**Entries shown:**
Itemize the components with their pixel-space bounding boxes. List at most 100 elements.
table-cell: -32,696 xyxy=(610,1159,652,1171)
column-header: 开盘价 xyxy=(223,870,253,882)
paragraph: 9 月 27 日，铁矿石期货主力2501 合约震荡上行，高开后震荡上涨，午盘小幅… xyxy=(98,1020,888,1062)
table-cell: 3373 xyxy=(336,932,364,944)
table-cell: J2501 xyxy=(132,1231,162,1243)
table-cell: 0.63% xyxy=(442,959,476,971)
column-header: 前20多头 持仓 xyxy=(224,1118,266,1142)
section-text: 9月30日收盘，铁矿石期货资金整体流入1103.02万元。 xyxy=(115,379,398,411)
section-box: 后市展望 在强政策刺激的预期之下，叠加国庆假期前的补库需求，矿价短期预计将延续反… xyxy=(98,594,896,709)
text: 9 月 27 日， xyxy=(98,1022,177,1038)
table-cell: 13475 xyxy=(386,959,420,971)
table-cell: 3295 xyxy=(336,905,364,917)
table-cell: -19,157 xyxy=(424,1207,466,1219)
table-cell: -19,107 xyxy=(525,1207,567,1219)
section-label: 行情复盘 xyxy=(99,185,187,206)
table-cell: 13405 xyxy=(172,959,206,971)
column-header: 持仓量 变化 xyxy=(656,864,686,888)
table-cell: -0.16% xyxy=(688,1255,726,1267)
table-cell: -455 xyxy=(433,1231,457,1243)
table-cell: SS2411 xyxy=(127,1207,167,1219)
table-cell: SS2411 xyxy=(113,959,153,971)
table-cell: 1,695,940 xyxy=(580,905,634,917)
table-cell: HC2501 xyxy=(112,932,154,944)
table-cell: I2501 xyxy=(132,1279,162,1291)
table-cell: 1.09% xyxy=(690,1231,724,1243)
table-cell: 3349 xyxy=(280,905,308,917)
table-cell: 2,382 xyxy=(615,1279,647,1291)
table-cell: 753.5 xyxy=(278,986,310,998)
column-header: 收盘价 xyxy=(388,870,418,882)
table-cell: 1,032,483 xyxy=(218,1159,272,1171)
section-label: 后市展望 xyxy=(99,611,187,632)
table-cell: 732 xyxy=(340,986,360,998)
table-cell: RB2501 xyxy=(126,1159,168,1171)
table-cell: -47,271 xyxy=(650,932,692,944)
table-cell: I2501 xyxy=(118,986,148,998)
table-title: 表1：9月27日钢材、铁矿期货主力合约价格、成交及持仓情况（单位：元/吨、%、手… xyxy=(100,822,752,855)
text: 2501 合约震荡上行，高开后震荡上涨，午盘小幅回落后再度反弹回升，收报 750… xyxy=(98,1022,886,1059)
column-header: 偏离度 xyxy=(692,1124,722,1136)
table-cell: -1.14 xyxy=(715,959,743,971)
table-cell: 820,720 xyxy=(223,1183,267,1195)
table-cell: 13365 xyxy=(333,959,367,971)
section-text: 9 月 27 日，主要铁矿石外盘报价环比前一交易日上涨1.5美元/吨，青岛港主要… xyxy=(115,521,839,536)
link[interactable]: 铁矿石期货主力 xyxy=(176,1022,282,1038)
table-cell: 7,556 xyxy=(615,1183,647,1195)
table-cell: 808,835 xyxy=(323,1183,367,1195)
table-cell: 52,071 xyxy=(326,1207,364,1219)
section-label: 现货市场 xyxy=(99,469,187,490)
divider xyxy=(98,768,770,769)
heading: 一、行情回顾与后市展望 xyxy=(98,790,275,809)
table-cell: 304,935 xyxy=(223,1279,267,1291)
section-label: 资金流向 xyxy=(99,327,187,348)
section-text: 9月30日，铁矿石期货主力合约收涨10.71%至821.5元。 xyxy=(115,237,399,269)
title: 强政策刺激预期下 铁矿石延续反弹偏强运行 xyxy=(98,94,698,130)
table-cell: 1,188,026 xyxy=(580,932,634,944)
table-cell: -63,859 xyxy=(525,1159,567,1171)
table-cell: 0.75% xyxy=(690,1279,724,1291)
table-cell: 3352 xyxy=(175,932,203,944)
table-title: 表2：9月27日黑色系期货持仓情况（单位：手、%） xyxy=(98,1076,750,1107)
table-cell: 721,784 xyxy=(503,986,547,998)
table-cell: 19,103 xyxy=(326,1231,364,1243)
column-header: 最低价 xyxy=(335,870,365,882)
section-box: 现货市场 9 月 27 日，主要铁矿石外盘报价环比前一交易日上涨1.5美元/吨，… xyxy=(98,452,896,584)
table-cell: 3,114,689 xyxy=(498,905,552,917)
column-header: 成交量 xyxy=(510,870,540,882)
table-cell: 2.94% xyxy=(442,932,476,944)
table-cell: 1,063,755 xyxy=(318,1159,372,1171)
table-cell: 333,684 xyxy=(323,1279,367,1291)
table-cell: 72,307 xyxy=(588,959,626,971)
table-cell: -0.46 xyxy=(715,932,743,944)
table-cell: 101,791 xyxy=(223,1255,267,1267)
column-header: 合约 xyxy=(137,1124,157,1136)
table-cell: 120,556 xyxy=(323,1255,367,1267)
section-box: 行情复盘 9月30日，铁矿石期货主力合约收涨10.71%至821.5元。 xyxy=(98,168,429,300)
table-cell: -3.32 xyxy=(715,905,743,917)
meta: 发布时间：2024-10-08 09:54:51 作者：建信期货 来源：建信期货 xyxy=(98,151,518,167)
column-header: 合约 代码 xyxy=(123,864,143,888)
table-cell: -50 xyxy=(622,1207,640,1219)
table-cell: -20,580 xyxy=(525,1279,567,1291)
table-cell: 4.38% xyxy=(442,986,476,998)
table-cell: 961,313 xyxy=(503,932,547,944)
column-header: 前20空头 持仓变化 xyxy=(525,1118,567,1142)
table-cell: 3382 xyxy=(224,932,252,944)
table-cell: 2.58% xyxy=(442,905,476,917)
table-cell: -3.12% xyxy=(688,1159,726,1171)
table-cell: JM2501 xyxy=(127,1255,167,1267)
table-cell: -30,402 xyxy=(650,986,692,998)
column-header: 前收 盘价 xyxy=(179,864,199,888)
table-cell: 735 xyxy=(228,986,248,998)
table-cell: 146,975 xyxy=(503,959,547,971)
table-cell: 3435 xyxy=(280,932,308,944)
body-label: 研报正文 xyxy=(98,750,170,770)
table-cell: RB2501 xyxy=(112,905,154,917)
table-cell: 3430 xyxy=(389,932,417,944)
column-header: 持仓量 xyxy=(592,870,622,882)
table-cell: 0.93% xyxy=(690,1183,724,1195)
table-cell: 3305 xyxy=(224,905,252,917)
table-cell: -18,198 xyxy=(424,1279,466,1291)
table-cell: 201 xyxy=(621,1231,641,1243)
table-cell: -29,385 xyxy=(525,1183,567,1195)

**Objective:** Repeat the entries above word for word, from the first line through the line that contains "column-header: 前20多头 持仓", including that line.

**Solution:**
Itemize the components with their pixel-space bounding boxes. List at most 100 elements.
table-cell: -32,696 xyxy=(610,1159,652,1171)
column-header: 开盘价 xyxy=(223,870,253,882)
paragraph: 9 月 27 日，铁矿石期货主力2501 合约震荡上行，高开后震荡上涨，午盘小幅… xyxy=(98,1020,888,1062)
table-cell: 3373 xyxy=(336,932,364,944)
table-cell: J2501 xyxy=(132,1231,162,1243)
table-cell: 0.63% xyxy=(442,959,476,971)
column-header: 前20多头 持仓 xyxy=(224,1118,266,1142)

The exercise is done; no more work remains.